> Aim of the exercise:
Look through the material below for "this". Copy every line that contains it.

> Records provided:
** Begin **

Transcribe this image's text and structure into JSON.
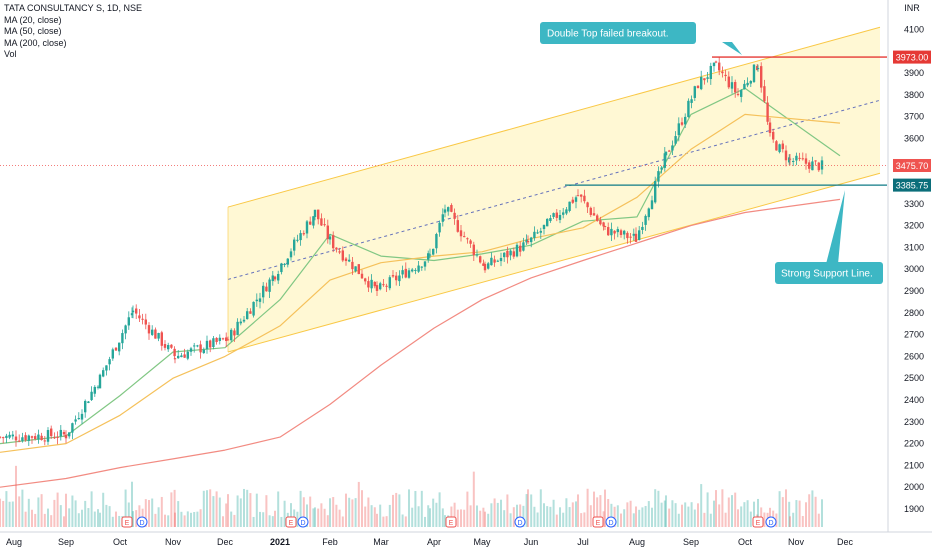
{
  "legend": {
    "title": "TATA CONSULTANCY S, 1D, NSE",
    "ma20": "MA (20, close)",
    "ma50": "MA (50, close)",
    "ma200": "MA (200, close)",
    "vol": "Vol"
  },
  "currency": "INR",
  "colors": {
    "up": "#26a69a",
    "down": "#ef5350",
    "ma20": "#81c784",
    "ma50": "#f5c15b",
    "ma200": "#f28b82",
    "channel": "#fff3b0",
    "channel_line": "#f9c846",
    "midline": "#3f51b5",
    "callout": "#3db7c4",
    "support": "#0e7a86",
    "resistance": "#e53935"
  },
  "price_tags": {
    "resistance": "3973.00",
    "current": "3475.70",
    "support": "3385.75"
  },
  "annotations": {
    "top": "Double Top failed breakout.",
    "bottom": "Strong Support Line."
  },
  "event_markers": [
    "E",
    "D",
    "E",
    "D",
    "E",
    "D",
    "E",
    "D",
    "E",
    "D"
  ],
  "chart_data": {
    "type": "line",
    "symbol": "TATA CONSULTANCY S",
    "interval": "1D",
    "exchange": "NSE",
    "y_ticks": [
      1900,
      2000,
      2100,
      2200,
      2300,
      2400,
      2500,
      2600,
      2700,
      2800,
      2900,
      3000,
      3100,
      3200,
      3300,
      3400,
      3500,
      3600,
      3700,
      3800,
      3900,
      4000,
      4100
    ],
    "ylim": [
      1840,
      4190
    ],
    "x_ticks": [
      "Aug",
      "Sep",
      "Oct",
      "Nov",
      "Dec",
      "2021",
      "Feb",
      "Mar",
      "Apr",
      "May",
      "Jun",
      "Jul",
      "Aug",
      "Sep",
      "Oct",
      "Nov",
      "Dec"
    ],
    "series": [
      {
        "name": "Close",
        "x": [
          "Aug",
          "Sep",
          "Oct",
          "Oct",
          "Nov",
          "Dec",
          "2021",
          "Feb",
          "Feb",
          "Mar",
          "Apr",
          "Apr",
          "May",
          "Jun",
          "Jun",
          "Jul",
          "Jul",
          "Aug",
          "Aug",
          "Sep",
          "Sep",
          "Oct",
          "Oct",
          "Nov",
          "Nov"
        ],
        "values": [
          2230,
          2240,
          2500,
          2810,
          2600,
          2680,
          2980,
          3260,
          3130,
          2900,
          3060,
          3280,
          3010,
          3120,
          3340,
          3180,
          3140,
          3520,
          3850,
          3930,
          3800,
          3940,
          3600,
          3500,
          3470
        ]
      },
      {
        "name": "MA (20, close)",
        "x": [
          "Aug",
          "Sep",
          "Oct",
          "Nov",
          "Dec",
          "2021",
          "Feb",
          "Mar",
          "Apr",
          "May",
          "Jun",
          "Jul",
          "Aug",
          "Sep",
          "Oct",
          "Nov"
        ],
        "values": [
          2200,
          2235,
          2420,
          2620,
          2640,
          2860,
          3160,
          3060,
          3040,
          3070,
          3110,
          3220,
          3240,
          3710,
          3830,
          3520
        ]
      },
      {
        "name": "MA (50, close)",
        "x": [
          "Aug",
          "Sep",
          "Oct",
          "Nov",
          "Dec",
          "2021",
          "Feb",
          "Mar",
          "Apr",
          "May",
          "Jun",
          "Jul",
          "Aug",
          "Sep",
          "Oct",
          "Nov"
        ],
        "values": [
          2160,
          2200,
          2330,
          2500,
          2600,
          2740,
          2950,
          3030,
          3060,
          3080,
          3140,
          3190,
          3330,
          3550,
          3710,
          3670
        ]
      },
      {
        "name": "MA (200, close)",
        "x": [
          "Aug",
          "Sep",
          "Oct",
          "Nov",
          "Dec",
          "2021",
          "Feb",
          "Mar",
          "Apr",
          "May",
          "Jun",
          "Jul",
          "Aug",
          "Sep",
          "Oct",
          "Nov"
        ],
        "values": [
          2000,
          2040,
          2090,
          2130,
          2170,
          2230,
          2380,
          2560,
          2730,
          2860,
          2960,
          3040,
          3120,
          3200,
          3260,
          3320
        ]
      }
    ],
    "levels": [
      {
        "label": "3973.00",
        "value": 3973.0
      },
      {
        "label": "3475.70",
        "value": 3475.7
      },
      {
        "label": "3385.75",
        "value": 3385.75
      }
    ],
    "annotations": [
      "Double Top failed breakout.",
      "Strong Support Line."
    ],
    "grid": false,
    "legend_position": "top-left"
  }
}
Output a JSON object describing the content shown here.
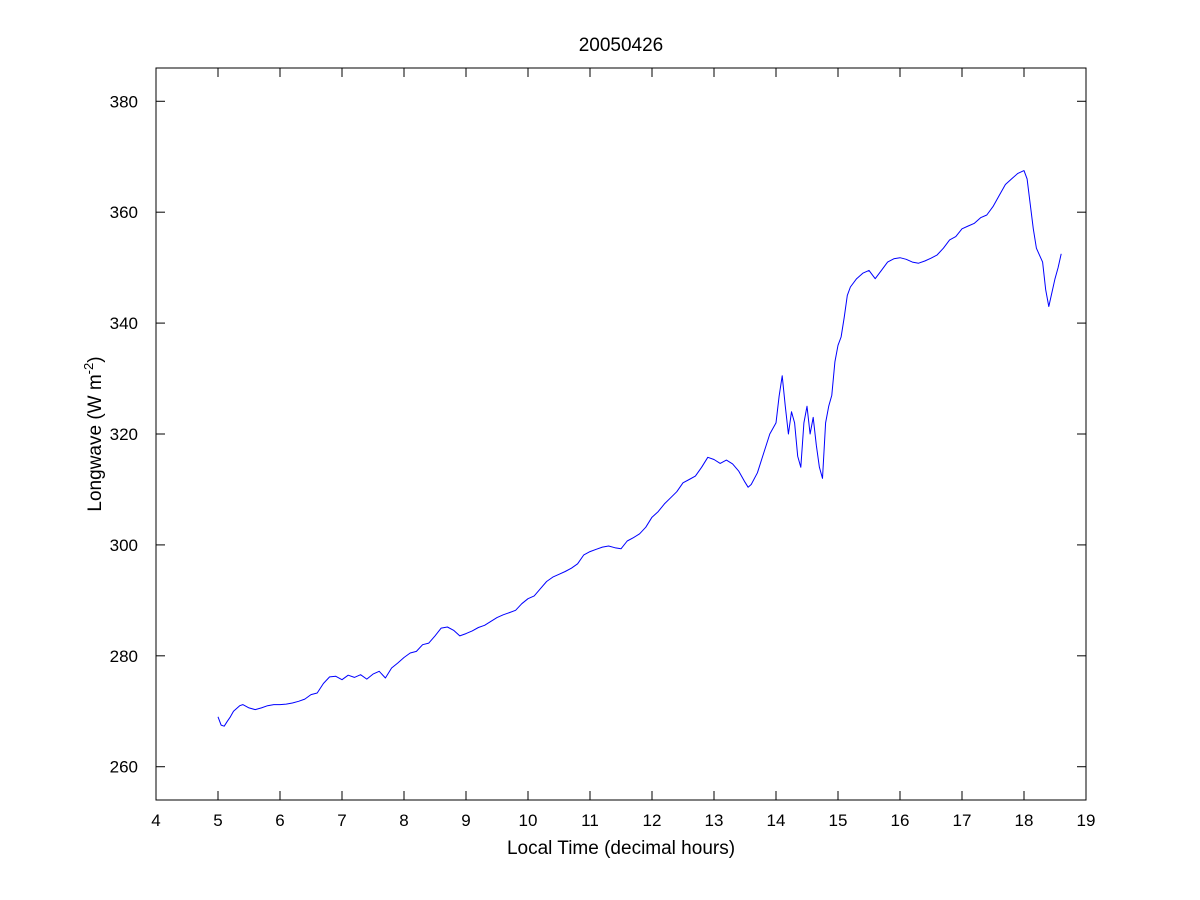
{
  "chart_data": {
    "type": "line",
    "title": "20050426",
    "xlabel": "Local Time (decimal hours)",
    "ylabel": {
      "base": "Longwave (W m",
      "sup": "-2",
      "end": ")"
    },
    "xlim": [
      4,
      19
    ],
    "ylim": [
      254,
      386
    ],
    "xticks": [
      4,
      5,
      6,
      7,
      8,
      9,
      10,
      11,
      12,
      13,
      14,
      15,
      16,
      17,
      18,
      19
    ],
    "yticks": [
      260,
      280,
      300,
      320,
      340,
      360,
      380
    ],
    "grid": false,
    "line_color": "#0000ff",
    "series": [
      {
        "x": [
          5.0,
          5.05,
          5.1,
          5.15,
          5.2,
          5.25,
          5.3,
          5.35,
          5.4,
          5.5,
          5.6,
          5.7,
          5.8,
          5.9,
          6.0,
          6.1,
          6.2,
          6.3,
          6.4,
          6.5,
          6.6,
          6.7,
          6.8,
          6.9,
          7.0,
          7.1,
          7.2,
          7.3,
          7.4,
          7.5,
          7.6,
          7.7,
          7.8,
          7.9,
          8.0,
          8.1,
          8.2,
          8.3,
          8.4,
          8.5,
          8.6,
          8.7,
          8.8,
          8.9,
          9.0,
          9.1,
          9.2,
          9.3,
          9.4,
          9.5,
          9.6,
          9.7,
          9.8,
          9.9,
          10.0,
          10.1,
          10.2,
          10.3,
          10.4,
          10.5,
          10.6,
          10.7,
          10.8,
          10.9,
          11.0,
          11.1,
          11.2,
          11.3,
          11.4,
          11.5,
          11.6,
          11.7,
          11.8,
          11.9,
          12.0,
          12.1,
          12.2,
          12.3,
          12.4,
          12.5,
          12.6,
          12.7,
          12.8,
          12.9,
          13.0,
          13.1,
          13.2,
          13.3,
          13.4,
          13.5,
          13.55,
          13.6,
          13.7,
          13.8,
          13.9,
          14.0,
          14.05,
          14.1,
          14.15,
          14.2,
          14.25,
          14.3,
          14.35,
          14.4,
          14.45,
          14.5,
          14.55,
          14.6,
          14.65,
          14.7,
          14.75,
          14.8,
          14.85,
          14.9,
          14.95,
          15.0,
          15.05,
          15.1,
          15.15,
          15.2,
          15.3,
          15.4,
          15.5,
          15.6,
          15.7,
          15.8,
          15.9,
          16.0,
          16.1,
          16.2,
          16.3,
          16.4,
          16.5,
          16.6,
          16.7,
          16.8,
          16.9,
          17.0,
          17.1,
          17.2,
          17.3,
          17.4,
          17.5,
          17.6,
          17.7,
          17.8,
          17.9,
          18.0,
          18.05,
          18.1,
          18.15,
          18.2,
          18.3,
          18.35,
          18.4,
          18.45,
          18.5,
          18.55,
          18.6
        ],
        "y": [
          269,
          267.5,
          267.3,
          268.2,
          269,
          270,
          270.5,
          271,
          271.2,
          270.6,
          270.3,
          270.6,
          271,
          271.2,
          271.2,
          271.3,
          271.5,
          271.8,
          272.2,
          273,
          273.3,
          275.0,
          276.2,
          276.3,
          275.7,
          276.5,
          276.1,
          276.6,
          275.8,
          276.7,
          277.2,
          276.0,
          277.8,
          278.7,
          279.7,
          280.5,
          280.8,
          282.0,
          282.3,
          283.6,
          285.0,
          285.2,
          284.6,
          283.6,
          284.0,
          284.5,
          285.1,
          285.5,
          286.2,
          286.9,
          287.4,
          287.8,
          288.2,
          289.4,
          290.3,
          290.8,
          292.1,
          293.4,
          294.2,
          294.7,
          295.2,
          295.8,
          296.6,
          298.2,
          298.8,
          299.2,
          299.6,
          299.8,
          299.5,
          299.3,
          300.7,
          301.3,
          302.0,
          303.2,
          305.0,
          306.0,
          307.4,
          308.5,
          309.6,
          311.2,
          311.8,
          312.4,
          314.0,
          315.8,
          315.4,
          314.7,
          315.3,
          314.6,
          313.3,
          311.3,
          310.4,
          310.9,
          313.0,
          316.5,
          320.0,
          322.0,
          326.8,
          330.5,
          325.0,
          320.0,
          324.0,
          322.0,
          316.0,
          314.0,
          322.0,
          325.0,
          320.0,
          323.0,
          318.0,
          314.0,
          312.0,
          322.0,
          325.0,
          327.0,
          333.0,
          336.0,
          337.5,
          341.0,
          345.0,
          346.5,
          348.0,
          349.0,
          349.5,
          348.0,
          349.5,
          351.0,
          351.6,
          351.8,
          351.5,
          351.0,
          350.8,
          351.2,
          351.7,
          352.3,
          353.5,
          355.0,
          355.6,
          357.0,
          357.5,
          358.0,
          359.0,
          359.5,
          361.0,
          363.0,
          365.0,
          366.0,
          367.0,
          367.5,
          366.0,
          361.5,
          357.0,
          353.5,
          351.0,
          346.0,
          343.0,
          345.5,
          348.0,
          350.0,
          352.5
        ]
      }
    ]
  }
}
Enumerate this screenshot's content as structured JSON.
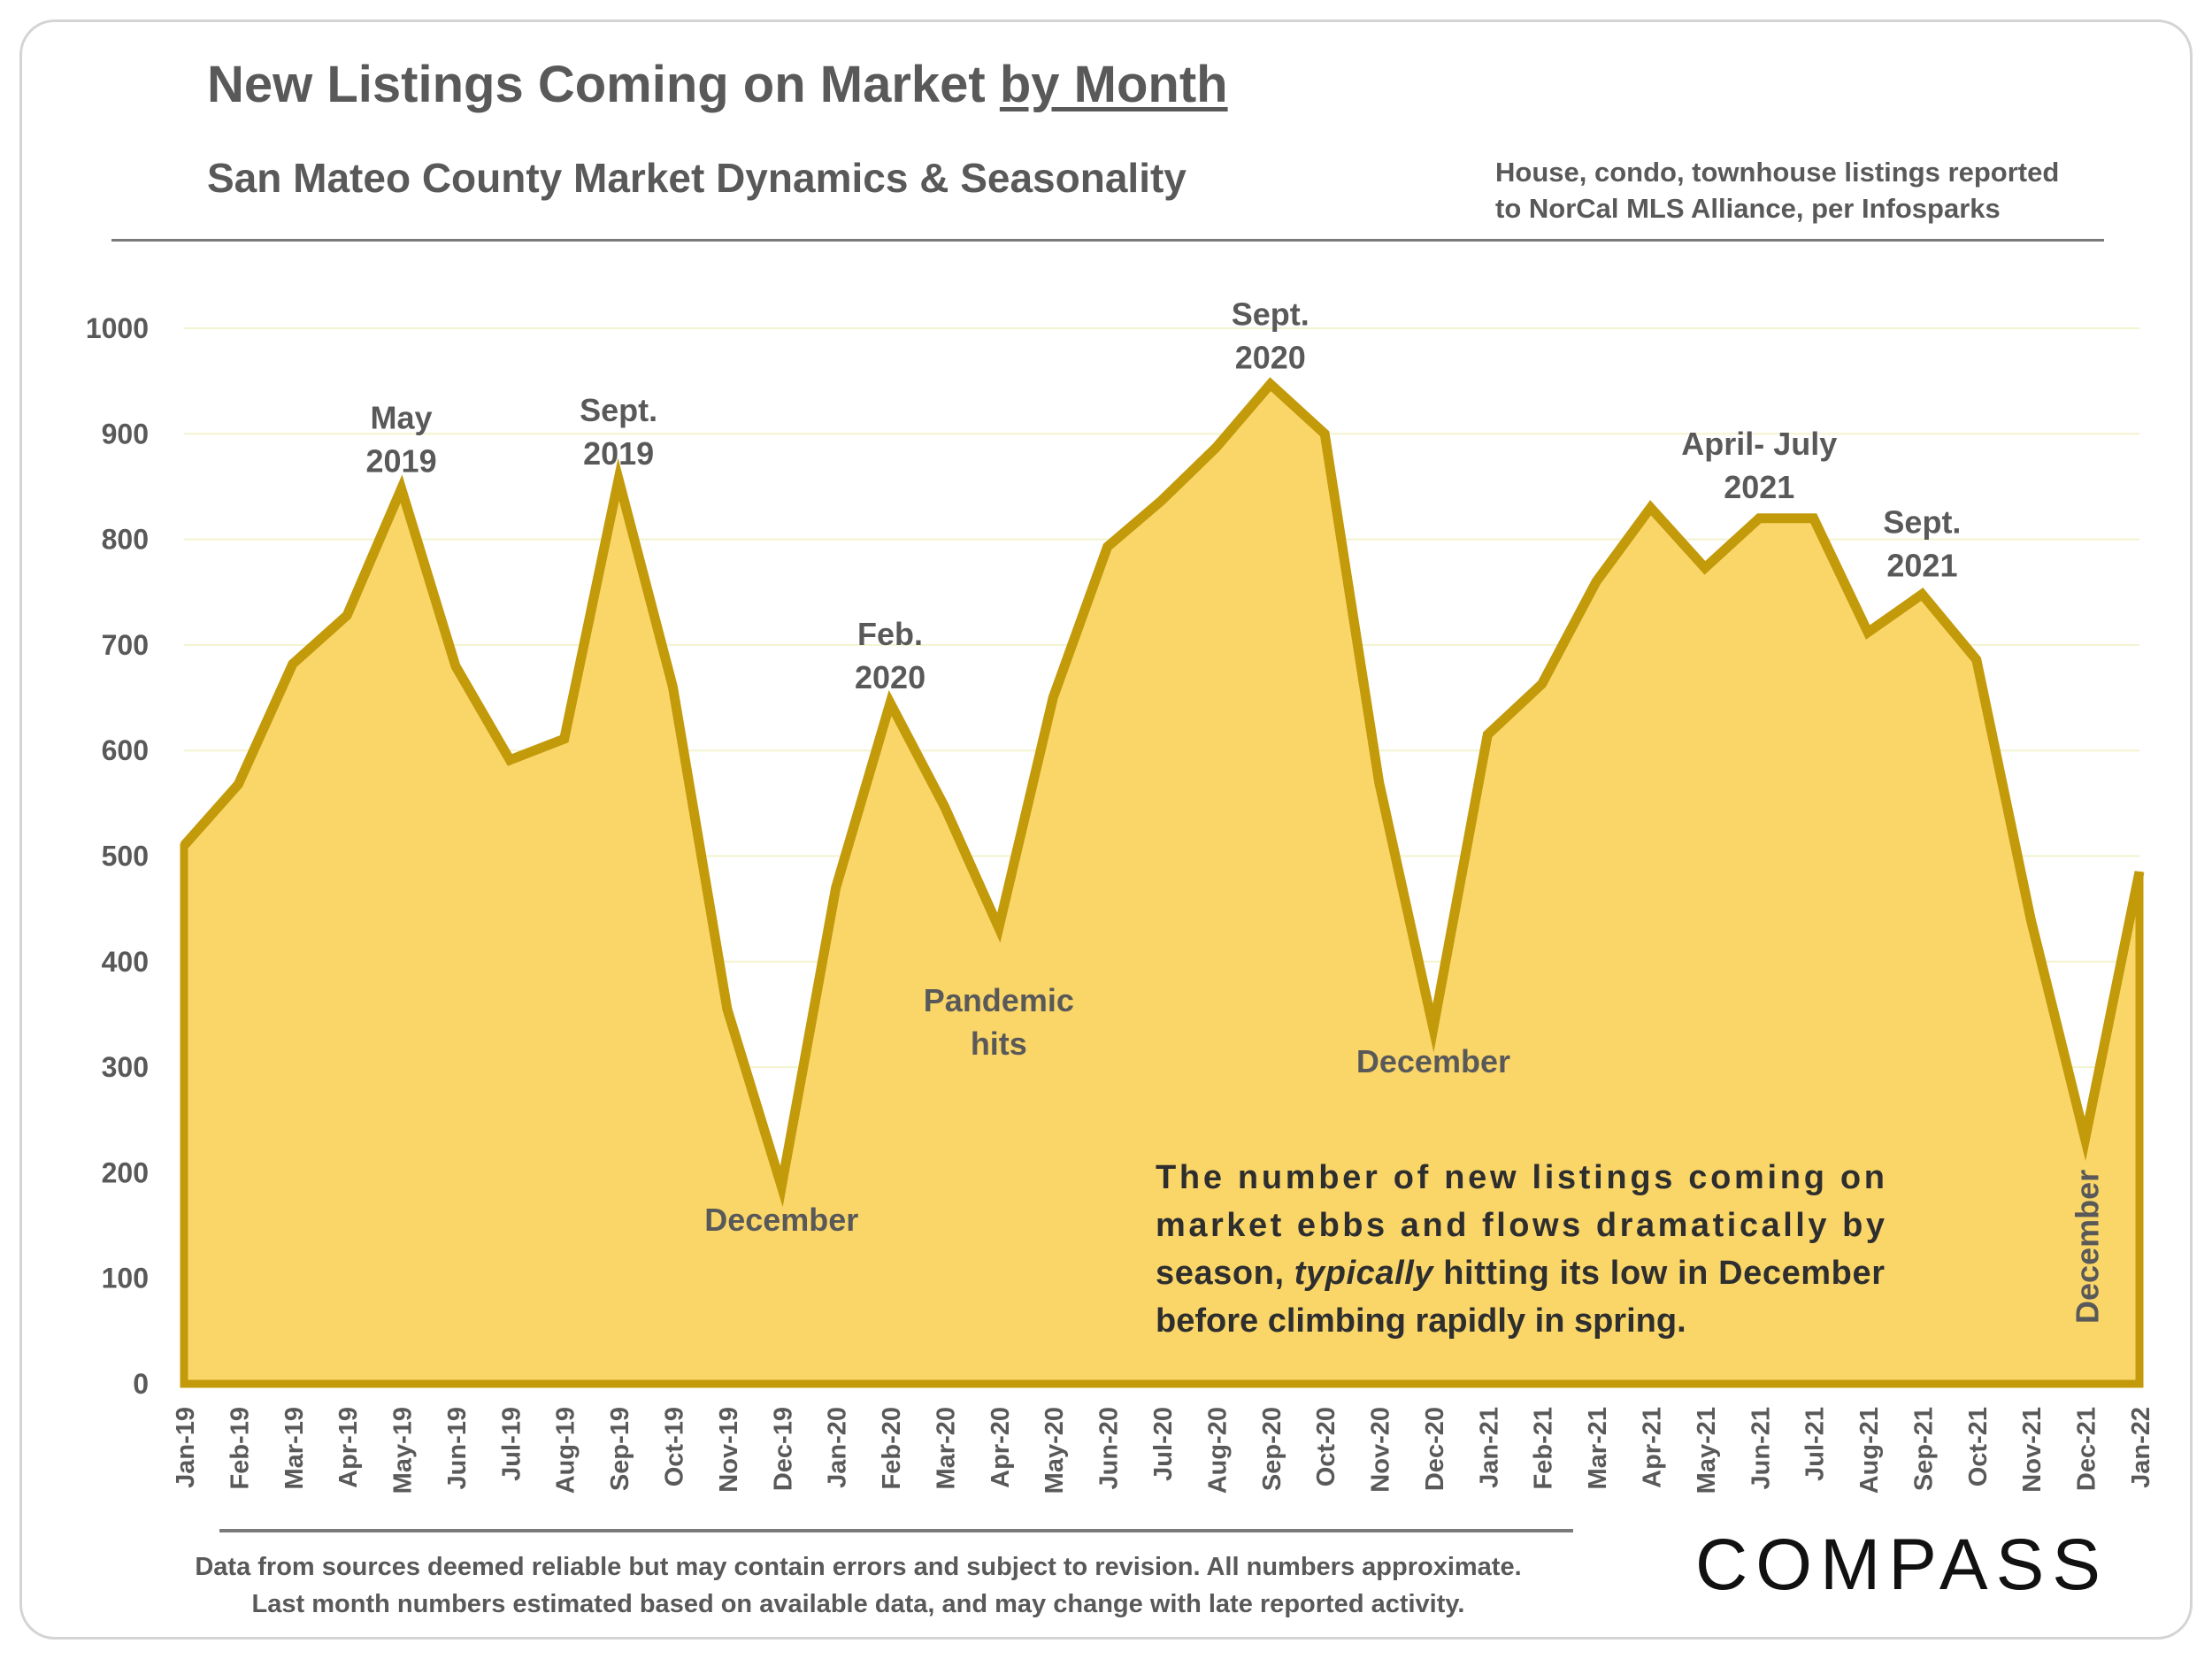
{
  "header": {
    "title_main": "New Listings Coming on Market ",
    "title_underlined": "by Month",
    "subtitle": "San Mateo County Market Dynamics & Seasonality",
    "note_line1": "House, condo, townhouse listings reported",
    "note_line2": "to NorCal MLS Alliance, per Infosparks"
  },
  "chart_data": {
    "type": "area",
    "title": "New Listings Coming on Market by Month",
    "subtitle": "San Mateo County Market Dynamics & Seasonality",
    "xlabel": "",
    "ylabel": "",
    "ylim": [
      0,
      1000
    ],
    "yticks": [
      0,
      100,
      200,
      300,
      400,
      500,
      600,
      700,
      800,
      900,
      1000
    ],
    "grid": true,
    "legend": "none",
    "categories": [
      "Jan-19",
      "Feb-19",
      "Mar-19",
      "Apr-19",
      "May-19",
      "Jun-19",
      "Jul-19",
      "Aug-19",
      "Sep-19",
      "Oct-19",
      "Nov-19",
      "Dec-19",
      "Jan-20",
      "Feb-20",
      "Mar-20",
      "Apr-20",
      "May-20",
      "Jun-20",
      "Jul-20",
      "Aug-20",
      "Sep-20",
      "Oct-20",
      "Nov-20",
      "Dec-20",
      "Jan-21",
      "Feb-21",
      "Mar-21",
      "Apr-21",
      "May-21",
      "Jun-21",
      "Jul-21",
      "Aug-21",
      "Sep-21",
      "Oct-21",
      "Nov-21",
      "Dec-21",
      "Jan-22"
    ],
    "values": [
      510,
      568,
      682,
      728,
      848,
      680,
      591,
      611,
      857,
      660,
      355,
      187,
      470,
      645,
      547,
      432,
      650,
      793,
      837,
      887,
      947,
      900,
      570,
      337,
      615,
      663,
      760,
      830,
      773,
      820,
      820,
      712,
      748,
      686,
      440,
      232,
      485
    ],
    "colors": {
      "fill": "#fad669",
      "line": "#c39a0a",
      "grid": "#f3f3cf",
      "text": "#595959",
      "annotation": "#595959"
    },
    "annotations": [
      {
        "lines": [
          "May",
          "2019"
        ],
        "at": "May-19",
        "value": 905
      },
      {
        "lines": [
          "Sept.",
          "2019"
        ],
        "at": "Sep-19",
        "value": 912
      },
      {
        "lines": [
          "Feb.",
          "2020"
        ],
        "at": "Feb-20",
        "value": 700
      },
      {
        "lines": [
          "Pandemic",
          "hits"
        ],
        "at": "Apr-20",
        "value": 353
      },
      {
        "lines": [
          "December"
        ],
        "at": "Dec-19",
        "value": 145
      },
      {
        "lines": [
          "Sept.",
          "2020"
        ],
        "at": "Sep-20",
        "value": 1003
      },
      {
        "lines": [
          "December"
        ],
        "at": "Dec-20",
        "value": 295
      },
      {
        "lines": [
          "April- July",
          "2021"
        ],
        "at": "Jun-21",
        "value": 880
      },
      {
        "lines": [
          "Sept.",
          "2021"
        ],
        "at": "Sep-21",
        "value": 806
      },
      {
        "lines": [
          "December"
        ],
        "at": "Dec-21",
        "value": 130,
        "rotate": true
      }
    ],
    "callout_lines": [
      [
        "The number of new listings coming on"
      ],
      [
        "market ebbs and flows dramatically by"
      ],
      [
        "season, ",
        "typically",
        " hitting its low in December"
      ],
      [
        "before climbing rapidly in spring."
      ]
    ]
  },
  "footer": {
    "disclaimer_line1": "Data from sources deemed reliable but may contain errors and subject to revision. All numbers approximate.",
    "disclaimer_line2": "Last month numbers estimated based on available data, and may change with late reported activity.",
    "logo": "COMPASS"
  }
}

** End **

> Exercise output:
Transcribe this image's text and structure into JSON.
Enumerate this screenshot's content as structured JSON.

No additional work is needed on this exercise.